Your task is to copy every line of this material exactly.

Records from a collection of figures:
┄┄┄┄┄┄┄┄┄┄
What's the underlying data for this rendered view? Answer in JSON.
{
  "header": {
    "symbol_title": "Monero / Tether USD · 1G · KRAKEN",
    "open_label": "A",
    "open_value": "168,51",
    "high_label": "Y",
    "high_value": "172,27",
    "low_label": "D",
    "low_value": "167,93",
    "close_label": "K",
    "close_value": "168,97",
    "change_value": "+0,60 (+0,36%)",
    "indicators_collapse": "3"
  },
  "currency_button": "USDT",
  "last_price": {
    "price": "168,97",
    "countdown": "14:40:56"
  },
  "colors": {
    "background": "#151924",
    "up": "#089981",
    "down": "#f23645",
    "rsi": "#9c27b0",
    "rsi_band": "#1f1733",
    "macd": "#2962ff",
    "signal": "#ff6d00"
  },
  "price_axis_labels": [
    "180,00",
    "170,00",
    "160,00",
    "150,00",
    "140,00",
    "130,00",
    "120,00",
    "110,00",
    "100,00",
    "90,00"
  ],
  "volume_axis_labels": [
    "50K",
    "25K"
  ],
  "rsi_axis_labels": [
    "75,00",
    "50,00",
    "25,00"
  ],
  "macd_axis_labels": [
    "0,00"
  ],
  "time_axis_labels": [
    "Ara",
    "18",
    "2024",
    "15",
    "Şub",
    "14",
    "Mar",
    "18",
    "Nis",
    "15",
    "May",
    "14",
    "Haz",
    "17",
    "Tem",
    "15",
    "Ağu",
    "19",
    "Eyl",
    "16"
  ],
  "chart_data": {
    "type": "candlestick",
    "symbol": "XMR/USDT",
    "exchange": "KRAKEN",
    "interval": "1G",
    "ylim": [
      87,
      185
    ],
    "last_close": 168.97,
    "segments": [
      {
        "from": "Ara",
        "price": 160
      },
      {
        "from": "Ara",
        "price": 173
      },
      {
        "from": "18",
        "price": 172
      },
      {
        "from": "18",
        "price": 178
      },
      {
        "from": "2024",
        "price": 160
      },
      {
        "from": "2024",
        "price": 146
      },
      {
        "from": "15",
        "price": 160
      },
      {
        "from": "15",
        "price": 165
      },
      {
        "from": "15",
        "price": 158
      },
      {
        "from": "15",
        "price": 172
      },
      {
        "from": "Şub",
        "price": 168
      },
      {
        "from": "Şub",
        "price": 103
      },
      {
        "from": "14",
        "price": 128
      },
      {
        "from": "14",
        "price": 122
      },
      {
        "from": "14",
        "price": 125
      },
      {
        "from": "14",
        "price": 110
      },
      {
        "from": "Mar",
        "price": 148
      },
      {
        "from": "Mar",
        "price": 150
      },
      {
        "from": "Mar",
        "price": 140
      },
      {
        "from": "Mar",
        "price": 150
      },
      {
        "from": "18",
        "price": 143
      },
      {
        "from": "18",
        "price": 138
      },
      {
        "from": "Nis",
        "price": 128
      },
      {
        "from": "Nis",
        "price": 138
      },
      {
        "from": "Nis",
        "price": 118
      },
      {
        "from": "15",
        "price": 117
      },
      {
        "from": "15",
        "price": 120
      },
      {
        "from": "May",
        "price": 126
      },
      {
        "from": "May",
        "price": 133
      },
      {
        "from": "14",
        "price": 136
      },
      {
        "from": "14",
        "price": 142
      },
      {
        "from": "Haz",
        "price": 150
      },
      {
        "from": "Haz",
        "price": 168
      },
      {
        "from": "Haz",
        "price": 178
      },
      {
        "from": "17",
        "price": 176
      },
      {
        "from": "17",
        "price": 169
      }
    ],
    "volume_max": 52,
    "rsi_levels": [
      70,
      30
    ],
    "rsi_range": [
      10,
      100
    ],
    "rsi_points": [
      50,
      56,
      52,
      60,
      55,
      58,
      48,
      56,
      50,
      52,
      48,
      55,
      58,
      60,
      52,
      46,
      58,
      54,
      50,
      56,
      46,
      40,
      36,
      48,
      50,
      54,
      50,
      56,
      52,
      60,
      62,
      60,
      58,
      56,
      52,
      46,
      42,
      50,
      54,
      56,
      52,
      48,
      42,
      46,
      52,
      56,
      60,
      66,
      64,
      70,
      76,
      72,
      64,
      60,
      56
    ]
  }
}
┄┄┄┄┄┄┄┄┄┄
__Written response__:
What's the underlying data for this rendered view? Answer in JSON.
{
  "header": {
    "symbol_title": "Monero / Tether USD · 1G · KRAKEN",
    "open_label": "A",
    "open_value": "168,51",
    "high_label": "Y",
    "high_value": "172,27",
    "low_label": "D",
    "low_value": "167,93",
    "close_label": "K",
    "close_value": "168,97",
    "change_value": "+0,60 (+0,36%)",
    "indicators_collapse": "3"
  },
  "currency_button": "USDT",
  "last_price": {
    "price": "168,97",
    "countdown": "14:40:56"
  },
  "colors": {
    "background": "#151924",
    "up": "#089981",
    "down": "#f23645",
    "rsi": "#9c27b0",
    "rsi_band": "#1f1733",
    "macd": "#2962ff",
    "signal": "#ff6d00"
  },
  "price_axis_labels": [
    "180,00",
    "170,00",
    "160,00",
    "150,00",
    "140,00",
    "130,00",
    "120,00",
    "110,00",
    "100,00",
    "90,00"
  ],
  "volume_axis_labels": [
    "50K",
    "25K"
  ],
  "rsi_axis_labels": [
    "75,00",
    "50,00",
    "25,00"
  ],
  "macd_axis_labels": [
    "0,00"
  ],
  "time_axis_labels": [
    "Ara",
    "18",
    "2024",
    "15",
    "Şub",
    "14",
    "Mar",
    "18",
    "Nis",
    "15",
    "May",
    "14",
    "Haz",
    "17",
    "Tem",
    "15",
    "Ağu",
    "19",
    "Eyl",
    "16"
  ],
  "chart_data": {
    "type": "candlestick",
    "symbol": "XMR/USDT",
    "exchange": "KRAKEN",
    "interval": "1G",
    "ylim": [
      87,
      185
    ],
    "last_close": 168.97,
    "segments": [
      {
        "from": "Ara",
        "price": 160
      },
      {
        "from": "Ara",
        "price": 173
      },
      {
        "from": "18",
        "price": 172
      },
      {
        "from": "18",
        "price": 178
      },
      {
        "from": "2024",
        "price": 160
      },
      {
        "from": "2024",
        "price": 146
      },
      {
        "from": "15",
        "price": 160
      },
      {
        "from": "15",
        "price": 165
      },
      {
        "from": "15",
        "price": 158
      },
      {
        "from": "15",
        "price": 172
      },
      {
        "from": "Şub",
        "price": 168
      },
      {
        "from": "Şub",
        "price": 103
      },
      {
        "from": "14",
        "price": 128
      },
      {
        "from": "14",
        "price": 122
      },
      {
        "from": "14",
        "price": 125
      },
      {
        "from": "14",
        "price": 110
      },
      {
        "from": "Mar",
        "price": 148
      },
      {
        "from": "Mar",
        "price": 150
      },
      {
        "from": "Mar",
        "price": 140
      },
      {
        "from": "Mar",
        "price": 150
      },
      {
        "from": "18",
        "price": 143
      },
      {
        "from": "18",
        "price": 138
      },
      {
        "from": "Nis",
        "price": 128
      },
      {
        "from": "Nis",
        "price": 138
      },
      {
        "from": "Nis",
        "price": 118
      },
      {
        "from": "15",
        "price": 117
      },
      {
        "from": "15",
        "price": 120
      },
      {
        "from": "May",
        "price": 126
      },
      {
        "from": "May",
        "price": 133
      },
      {
        "from": "14",
        "price": 136
      },
      {
        "from": "14",
        "price": 142
      },
      {
        "from": "Haz",
        "price": 150
      },
      {
        "from": "Haz",
        "price": 168
      },
      {
        "from": "Haz",
        "price": 178
      },
      {
        "from": "17",
        "price": 176
      },
      {
        "from": "17",
        "price": 169
      }
    ],
    "volume_max": 52,
    "rsi_levels": [
      70,
      30
    ],
    "rsi_range": [
      10,
      100
    ],
    "rsi_points": [
      50,
      56,
      52,
      60,
      55,
      58,
      48,
      56,
      50,
      52,
      48,
      55,
      58,
      60,
      52,
      46,
      58,
      54,
      50,
      56,
      46,
      40,
      36,
      48,
      50,
      54,
      50,
      56,
      52,
      60,
      62,
      60,
      58,
      56,
      52,
      46,
      42,
      50,
      54,
      56,
      52,
      48,
      42,
      46,
      52,
      56,
      60,
      66,
      64,
      70,
      76,
      72,
      64,
      60,
      56
    ]
  }
}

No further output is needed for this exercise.